Directive -> Transcribe the records below in full; pictures stay out of the copy.

(Records from a data collection)

"""

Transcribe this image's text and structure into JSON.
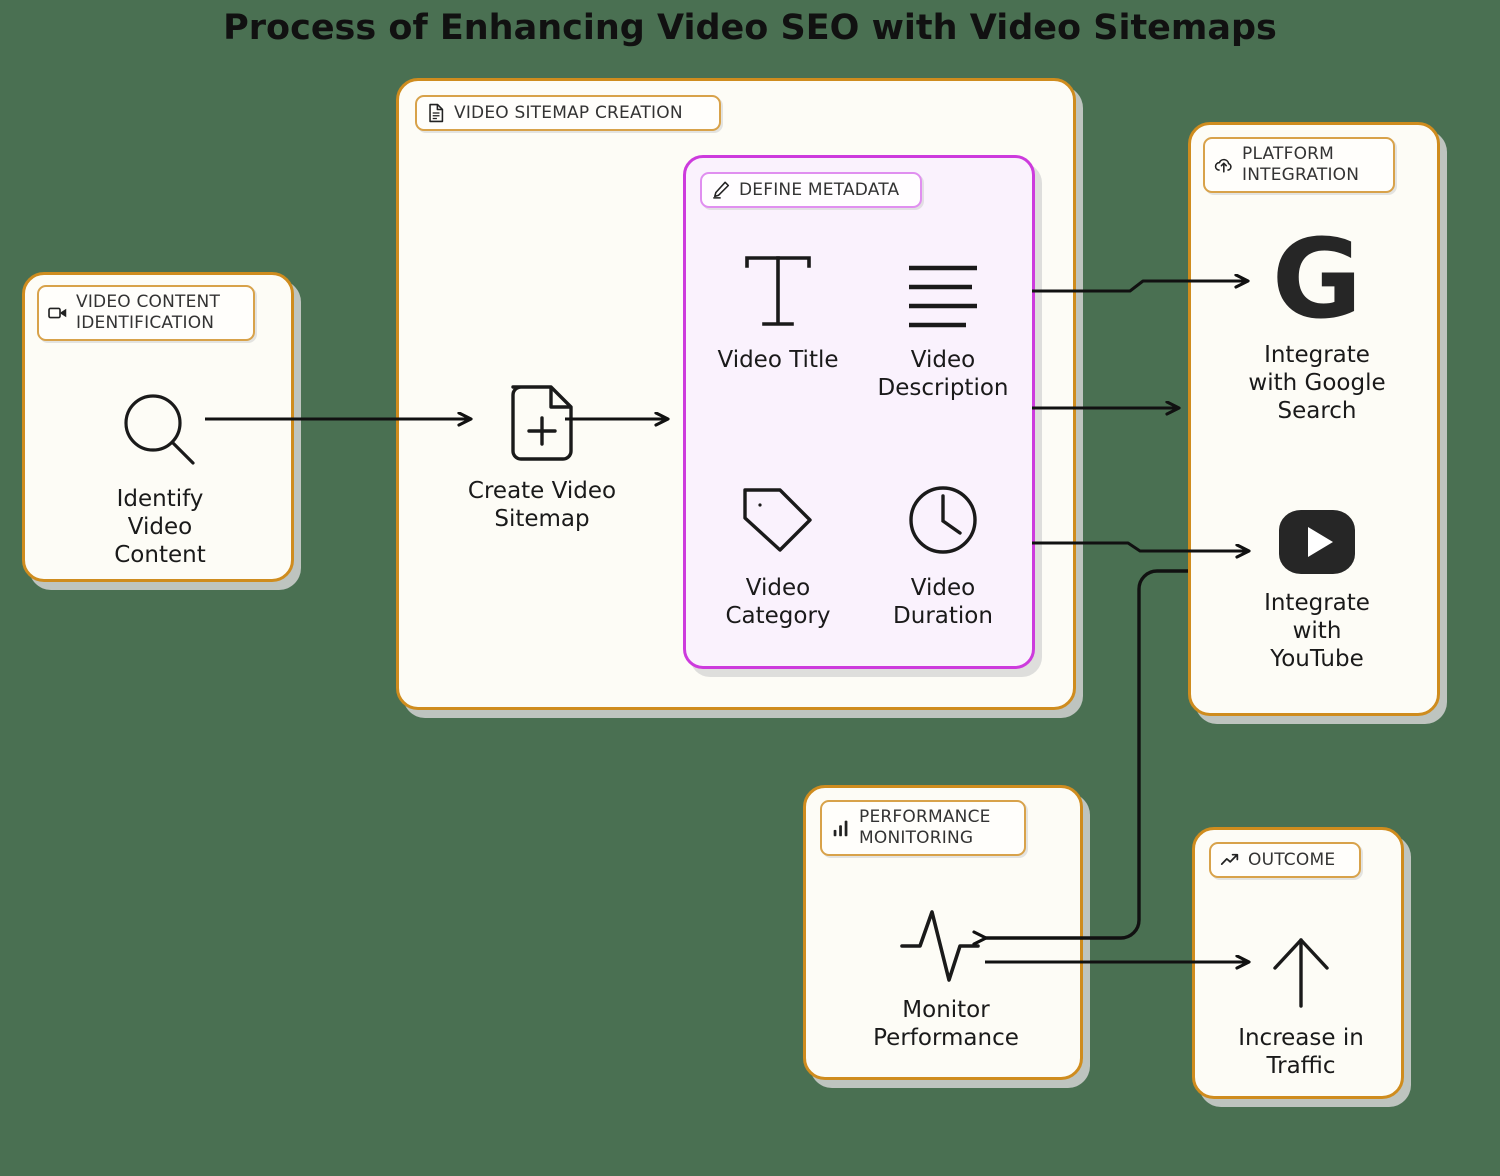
{
  "title": "Process of Enhancing Video SEO with Video Sitemaps",
  "colors": {
    "page_background": "#4a7052",
    "card_background": "#fdfcf6",
    "card_border": "#cf8c1e",
    "metadata_background": "#faf2fd",
    "metadata_border": "#cd3bdd",
    "text": "#1a1a1a",
    "connector": "#111111"
  },
  "containers": [
    {
      "id": "video-content-identification",
      "label": "VIDEO CONTENT\nIDENTIFICATION",
      "icon": "video-camera-icon"
    },
    {
      "id": "video-sitemap-creation",
      "label": "VIDEO SITEMAP CREATION",
      "icon": "document-icon"
    },
    {
      "id": "define-metadata",
      "label": "DEFINE METADATA",
      "icon": "pencil-icon"
    },
    {
      "id": "platform-integration",
      "label": "PLATFORM\nINTEGRATION",
      "icon": "cloud-upload-icon"
    },
    {
      "id": "performance-monitoring",
      "label": "PERFORMANCE\nMONITORING",
      "icon": "bar-chart-icon"
    },
    {
      "id": "outcome",
      "label": "OUTCOME",
      "icon": "trend-up-icon"
    }
  ],
  "nodes": [
    {
      "id": "identify-video-content",
      "label": "Identify\nVideo\nContent",
      "icon": "magnifier-icon",
      "container": "video-content-identification"
    },
    {
      "id": "create-video-sitemap",
      "label": "Create Video\nSitemap",
      "icon": "document-plus-icon",
      "container": "video-sitemap-creation"
    },
    {
      "id": "video-title",
      "label": "Video Title",
      "icon": "text-t-icon",
      "container": "define-metadata"
    },
    {
      "id": "video-description",
      "label": "Video\nDescription",
      "icon": "text-lines-icon",
      "container": "define-metadata"
    },
    {
      "id": "video-category",
      "label": "Video\nCategory",
      "icon": "tag-icon",
      "container": "define-metadata"
    },
    {
      "id": "video-duration",
      "label": "Video\nDuration",
      "icon": "clock-icon",
      "container": "define-metadata"
    },
    {
      "id": "integrate-with-google-search",
      "label": "Integrate\nwith Google\nSearch",
      "icon": "google-g-icon",
      "container": "platform-integration"
    },
    {
      "id": "integrate-with-youtube",
      "label": "Integrate\nwith\nYouTube",
      "icon": "youtube-icon",
      "container": "platform-integration"
    },
    {
      "id": "monitor-performance",
      "label": "Monitor\nPerformance",
      "icon": "pulse-icon",
      "container": "performance-monitoring"
    },
    {
      "id": "increase-in-traffic",
      "label": "Increase in\nTraffic",
      "icon": "arrow-up-icon",
      "container": "outcome"
    }
  ],
  "connections": [
    {
      "from": "identify-video-content",
      "to": "create-video-sitemap"
    },
    {
      "from": "create-video-sitemap",
      "to": "define-metadata"
    },
    {
      "from": "video-description",
      "to": "integrate-with-google-search"
    },
    {
      "from": "define-metadata",
      "to": "integrate-with-google-search"
    },
    {
      "from": "video-duration",
      "to": "integrate-with-youtube"
    },
    {
      "from": "integrate-with-youtube",
      "to": "monitor-performance"
    },
    {
      "from": "monitor-performance",
      "to": "increase-in-traffic"
    }
  ]
}
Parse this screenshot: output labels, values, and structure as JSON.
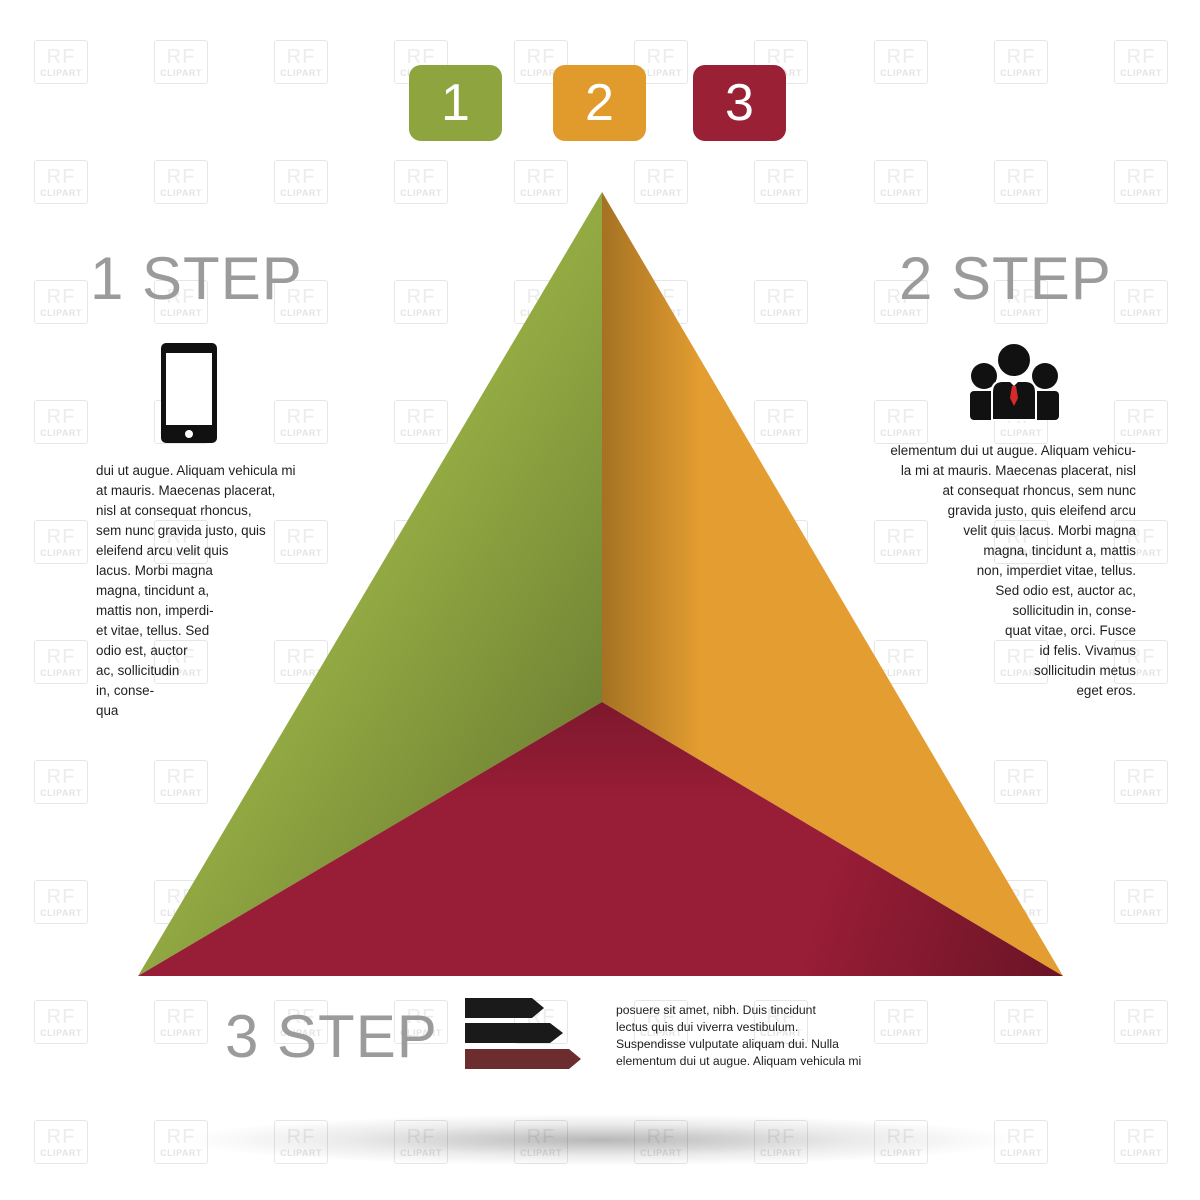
{
  "watermark": {
    "top": "RF",
    "bottom": "CLIPART"
  },
  "badges": [
    {
      "label": "1",
      "color": "#8ea43e"
    },
    {
      "label": "2",
      "color": "#e19b2c"
    },
    {
      "label": "3",
      "color": "#9a2035"
    }
  ],
  "pyramid": {
    "colors": {
      "green": "#93aa43",
      "orange": "#e39d30",
      "red": "#981d36"
    }
  },
  "steps": {
    "step1": {
      "title": "1 STEP",
      "icon": "smartphone-icon",
      "text": "dui ut augue. Aliquam vehicula mi\nat mauris. Maecenas placerat,\nnisl at consequat rhoncus,\nsem nunc gravida justo, quis\neleifend arcu velit quis\nlacus. Morbi magna\nmagna, tincidunt a,\nmattis non, imperdi-\net vitae, tellus. Sed\nodio est, auctor\nac, sollicitudin\nin, conse-\n    qua"
    },
    "step2": {
      "title": "2 STEP",
      "icon": "team-people-icon",
      "text": "elementum dui ut augue. Aliquam vehicu-\nla mi at mauris. Maecenas placerat, nisl\nat consequat rhoncus, sem nunc\ngravida justo, quis eleifend arcu\nvelit quis lacus. Morbi magna\nmagna, tincidunt a, mattis\nnon, imperdiet vitae, tellus.\nSed odio est, auctor ac,\nsollicitudin in, conse-\nquat vitae, orci. Fusce\nid felis. Vivamus\nsollicitudin metus\neget eros."
    },
    "step3": {
      "title": "3 STEP",
      "icon": "stacked-arrows-icon",
      "text": "posuere sit amet, nibh. Duis tincidunt\nlectus quis dui viverra vestibulum.\nSuspendisse vulputate aliquam dui. Nulla\nelementum dui ut augue. Aliquam vehicula mi"
    }
  }
}
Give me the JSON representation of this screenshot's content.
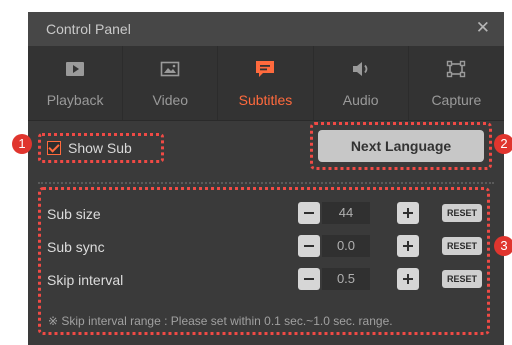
{
  "window": {
    "title": "Control Panel",
    "close_glyph": "✕"
  },
  "tabs": [
    {
      "label": "Playback",
      "icon": "playback-icon",
      "active": false
    },
    {
      "label": "Video",
      "icon": "video-icon",
      "active": false
    },
    {
      "label": "Subtitles",
      "icon": "subtitles-icon",
      "active": true
    },
    {
      "label": "Audio",
      "icon": "audio-icon",
      "active": false
    },
    {
      "label": "Capture",
      "icon": "capture-icon",
      "active": false
    }
  ],
  "subtitle_toggle": {
    "label": "Show Sub",
    "checked": true
  },
  "next_language": {
    "label": "Next Language"
  },
  "settings": [
    {
      "label": "Sub size",
      "value": "44",
      "reset": "RESET"
    },
    {
      "label": "Sub sync",
      "value": "0.0",
      "reset": "RESET"
    },
    {
      "label": "Skip interval",
      "value": "0.5",
      "reset": "RESET"
    }
  ],
  "note": "※ Skip interval range : Please set within 0.1 sec.~1.0 sec. range.",
  "badges": [
    "1",
    "2",
    "3"
  ],
  "colors": {
    "accent": "#ff6a3d",
    "highlight": "#f04a45",
    "badge": "#e0352e",
    "panel": "#3a3a3a"
  }
}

"""

Solution for this problem ->
Transcribe this image's text and structure into JSON.
{
  "title": "Process of Enhancing Video SEO with Video Sitemaps",
  "colors": {
    "page_background": "#4a7052",
    "card_background": "#fdfcf6",
    "card_border": "#cf8c1e",
    "metadata_background": "#faf2fd",
    "metadata_border": "#cd3bdd",
    "text": "#1a1a1a",
    "connector": "#111111"
  },
  "containers": [
    {
      "id": "video-content-identification",
      "label": "VIDEO CONTENT\nIDENTIFICATION",
      "icon": "video-camera-icon"
    },
    {
      "id": "video-sitemap-creation",
      "label": "VIDEO SITEMAP CREATION",
      "icon": "document-icon"
    },
    {
      "id": "define-metadata",
      "label": "DEFINE METADATA",
      "icon": "pencil-icon"
    },
    {
      "id": "platform-integration",
      "label": "PLATFORM\nINTEGRATION",
      "icon": "cloud-upload-icon"
    },
    {
      "id": "performance-monitoring",
      "label": "PERFORMANCE\nMONITORING",
      "icon": "bar-chart-icon"
    },
    {
      "id": "outcome",
      "label": "OUTCOME",
      "icon": "trend-up-icon"
    }
  ],
  "nodes": [
    {
      "id": "identify-video-content",
      "label": "Identify\nVideo\nContent",
      "icon": "magnifier-icon",
      "container": "video-content-identification"
    },
    {
      "id": "create-video-sitemap",
      "label": "Create Video\nSitemap",
      "icon": "document-plus-icon",
      "container": "video-sitemap-creation"
    },
    {
      "id": "video-title",
      "label": "Video Title",
      "icon": "text-t-icon",
      "container": "define-metadata"
    },
    {
      "id": "video-description",
      "label": "Video\nDescription",
      "icon": "text-lines-icon",
      "container": "define-metadata"
    },
    {
      "id": "video-category",
      "label": "Video\nCategory",
      "icon": "tag-icon",
      "container": "define-metadata"
    },
    {
      "id": "video-duration",
      "label": "Video\nDuration",
      "icon": "clock-icon",
      "container": "define-metadata"
    },
    {
      "id": "integrate-with-google-search",
      "label": "Integrate\nwith Google\nSearch",
      "icon": "google-g-icon",
      "container": "platform-integration"
    },
    {
      "id": "integrate-with-youtube",
      "label": "Integrate\nwith\nYouTube",
      "icon": "youtube-icon",
      "container": "platform-integration"
    },
    {
      "id": "monitor-performance",
      "label": "Monitor\nPerformance",
      "icon": "pulse-icon",
      "container": "performance-monitoring"
    },
    {
      "id": "increase-in-traffic",
      "label": "Increase in\nTraffic",
      "icon": "arrow-up-icon",
      "container": "outcome"
    }
  ],
  "connections": [
    {
      "from": "identify-video-content",
      "to": "create-video-sitemap"
    },
    {
      "from": "create-video-sitemap",
      "to": "define-metadata"
    },
    {
      "from": "video-description",
      "to": "integrate-with-google-search"
    },
    {
      "from": "define-metadata",
      "to": "integrate-with-google-search"
    },
    {
      "from": "video-duration",
      "to": "integrate-with-youtube"
    },
    {
      "from": "integrate-with-youtube",
      "to": "monitor-performance"
    },
    {
      "from": "monitor-performance",
      "to": "increase-in-traffic"
    }
  ]
}
Parse this screenshot: output labels, values, and structure as JSON.
{
  "watermark": {
    "top": "RF",
    "bottom": "CLIPART"
  },
  "badges": [
    {
      "label": "1",
      "color": "#8ea43e"
    },
    {
      "label": "2",
      "color": "#e19b2c"
    },
    {
      "label": "3",
      "color": "#9a2035"
    }
  ],
  "pyramid": {
    "colors": {
      "green": "#93aa43",
      "orange": "#e39d30",
      "red": "#981d36"
    }
  },
  "steps": {
    "step1": {
      "title": "1 STEP",
      "icon": "smartphone-icon",
      "text": "dui ut augue. Aliquam vehicula mi\nat mauris. Maecenas placerat,\nnisl at consequat rhoncus,\nsem nunc gravida justo, quis\neleifend arcu velit quis\nlacus. Morbi magna\nmagna, tincidunt a,\nmattis non, imperdi-\net vitae, tellus. Sed\nodio est, auctor\nac, sollicitudin\nin, conse-\n    qua"
    },
    "step2": {
      "title": "2 STEP",
      "icon": "team-people-icon",
      "text": "elementum dui ut augue. Aliquam vehicu-\nla mi at mauris. Maecenas placerat, nisl\nat consequat rhoncus, sem nunc\ngravida justo, quis eleifend arcu\nvelit quis lacus. Morbi magna\nmagna, tincidunt a, mattis\nnon, imperdiet vitae, tellus.\nSed odio est, auctor ac,\nsollicitudin in, conse-\nquat vitae, orci. Fusce\nid felis. Vivamus\nsollicitudin metus\neget eros."
    },
    "step3": {
      "title": "3 STEP",
      "icon": "stacked-arrows-icon",
      "text": "posuere sit amet, nibh. Duis tincidunt\nlectus quis dui viverra vestibulum.\nSuspendisse vulputate aliquam dui. Nulla\nelementum dui ut augue. Aliquam vehicula mi"
    }
  }
}
Give me the JSON representation of this screenshot's content.
{
  "window": {
    "title": "Control Panel",
    "close_glyph": "✕"
  },
  "tabs": [
    {
      "label": "Playback",
      "icon": "playback-icon",
      "active": false
    },
    {
      "label": "Video",
      "icon": "video-icon",
      "active": false
    },
    {
      "label": "Subtitles",
      "icon": "subtitles-icon",
      "active": true
    },
    {
      "label": "Audio",
      "icon": "audio-icon",
      "active": false
    },
    {
      "label": "Capture",
      "icon": "capture-icon",
      "active": false
    }
  ],
  "subtitle_toggle": {
    "label": "Show Sub",
    "checked": true
  },
  "next_language": {
    "label": "Next Language"
  },
  "settings": [
    {
      "label": "Sub size",
      "value": "44",
      "reset": "RESET"
    },
    {
      "label": "Sub sync",
      "value": "0.0",
      "reset": "RESET"
    },
    {
      "label": "Skip interval",
      "value": "0.5",
      "reset": "RESET"
    }
  ],
  "note": "※ Skip interval range : Please set within 0.1 sec.~1.0 sec. range.",
  "badges": [
    "1",
    "2",
    "3"
  ],
  "colors": {
    "accent": "#ff6a3d",
    "highlight": "#f04a45",
    "badge": "#e0352e",
    "panel": "#3a3a3a"
  }
}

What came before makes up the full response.